* [Short task]: The records below are to be copied word for word, with every picture left out.

* [Extracted records]:
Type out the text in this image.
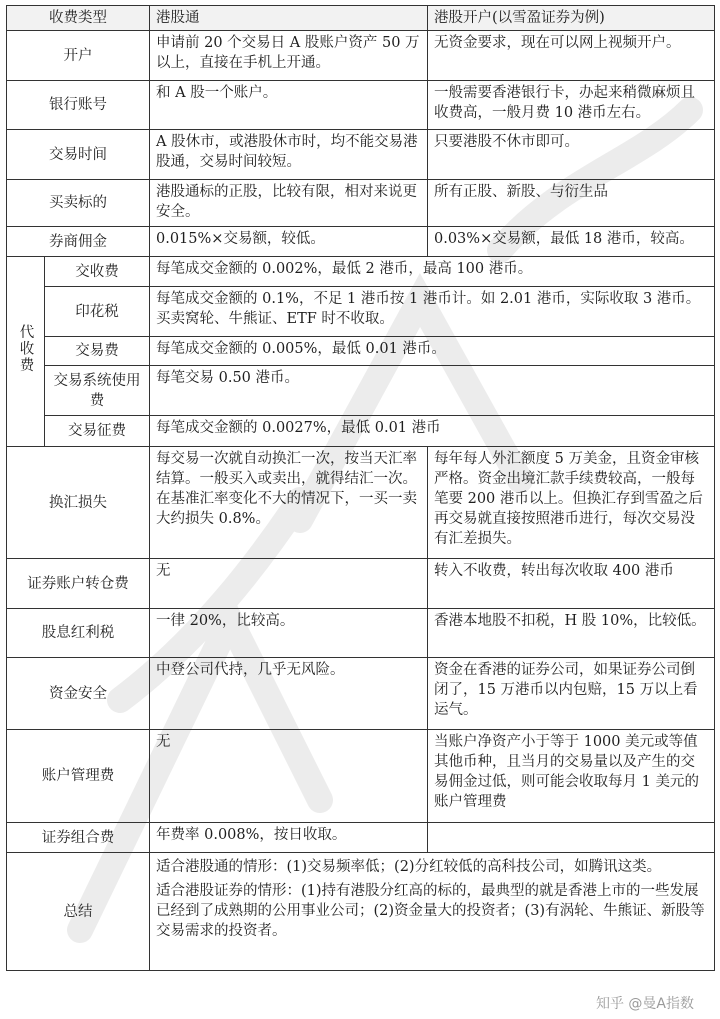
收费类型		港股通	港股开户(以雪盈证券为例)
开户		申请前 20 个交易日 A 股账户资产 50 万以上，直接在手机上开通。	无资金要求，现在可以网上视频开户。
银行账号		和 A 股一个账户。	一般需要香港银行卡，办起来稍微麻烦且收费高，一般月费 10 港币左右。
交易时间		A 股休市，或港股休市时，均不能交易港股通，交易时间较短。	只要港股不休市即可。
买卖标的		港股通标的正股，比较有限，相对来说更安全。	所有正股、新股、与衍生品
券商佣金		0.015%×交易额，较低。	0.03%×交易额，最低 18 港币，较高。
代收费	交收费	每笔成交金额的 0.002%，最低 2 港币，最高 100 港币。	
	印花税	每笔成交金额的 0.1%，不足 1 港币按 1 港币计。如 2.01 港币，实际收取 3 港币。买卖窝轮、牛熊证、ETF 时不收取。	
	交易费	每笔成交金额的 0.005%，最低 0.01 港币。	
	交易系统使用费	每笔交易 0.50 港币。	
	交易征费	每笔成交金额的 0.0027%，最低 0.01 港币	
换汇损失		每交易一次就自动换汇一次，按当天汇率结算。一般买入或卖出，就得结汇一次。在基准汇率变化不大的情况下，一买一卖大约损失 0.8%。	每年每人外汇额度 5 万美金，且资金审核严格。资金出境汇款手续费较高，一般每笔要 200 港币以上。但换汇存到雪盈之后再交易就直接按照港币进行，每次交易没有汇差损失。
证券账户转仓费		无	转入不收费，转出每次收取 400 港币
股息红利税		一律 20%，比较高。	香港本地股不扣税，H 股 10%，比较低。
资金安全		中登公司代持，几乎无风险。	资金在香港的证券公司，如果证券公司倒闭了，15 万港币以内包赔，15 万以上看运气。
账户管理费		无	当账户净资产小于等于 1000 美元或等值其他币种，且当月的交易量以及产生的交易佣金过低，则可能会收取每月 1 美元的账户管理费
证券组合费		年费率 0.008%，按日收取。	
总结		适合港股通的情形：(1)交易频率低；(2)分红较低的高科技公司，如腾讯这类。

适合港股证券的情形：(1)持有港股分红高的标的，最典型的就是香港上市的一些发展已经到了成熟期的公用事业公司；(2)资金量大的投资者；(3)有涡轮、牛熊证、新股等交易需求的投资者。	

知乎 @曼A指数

* [Answer for this exercise]:
Type out the text in this image.
收费类型		港股通	港股开户(以雪盈证券为例)
开户		申请前 20 个交易日 A 股账户资产 50 万以上，直接在手机上开通。	无资金要求，现在可以网上视频开户。
银行账号		和 A 股一个账户。	一般需要香港银行卡，办起来稍微麻烦且收费高，一般月费 10 港币左右。
交易时间		A 股休市，或港股休市时，均不能交易港股通，交易时间较短。	只要港股不休市即可。
买卖标的		港股通标的正股，比较有限，相对来说更安全。	所有正股、新股、与衍生品
券商佣金		0.015%×交易额，较低。	0.03%×交易额，最低 18 港币，较高。
代收费	交收费	每笔成交金额的 0.002%，最低 2 港币，最高 100 港币。	
	印花税	每笔成交金额的 0.1%，不足 1 港币按 1 港币计。如 2.01 港币，实际收取 3 港币。买卖窝轮、牛熊证、ETF 时不收取。	
	交易费	每笔成交金额的 0.005%，最低 0.01 港币。	
	交易系统使用费	每笔交易 0.50 港币。	
	交易征费	每笔成交金额的 0.0027%，最低 0.01 港币	
换汇损失		每交易一次就自动换汇一次，按当天汇率结算。一般买入或卖出，就得结汇一次。在基准汇率变化不大的情况下，一买一卖大约损失 0.8%。	每年每人外汇额度 5 万美金，且资金审核严格。资金出境汇款手续费较高，一般每笔要 200 港币以上。但换汇存到雪盈之后再交易就直接按照港币进行，每次交易没有汇差损失。
证券账户转仓费		无	转入不收费，转出每次收取 400 港币
股息红利税		一律 20%，比较高。	香港本地股不扣税，H 股 10%，比较低。
资金安全		中登公司代持，几乎无风险。	资金在香港的证券公司，如果证券公司倒闭了，15 万港币以内包赔，15 万以上看运气。
账户管理费		无	当账户净资产小于等于 1000 美元或等值其他币种，且当月的交易量以及产生的交易佣金过低，则可能会收取每月 1 美元的账户管理费
证券组合费		年费率 0.008%，按日收取。	
总结		适合港股通的情形：(1)交易频率低；(2)分红较低的高科技公司，如腾讯这类。

适合港股证券的情形：(1)持有港股分红高的标的，最典型的就是香港上市的一些发展已经到了成熟期的公用事业公司；(2)资金量大的投资者；(3)有涡轮、牛熊证、新股等交易需求的投资者。	

知乎 @曼A指数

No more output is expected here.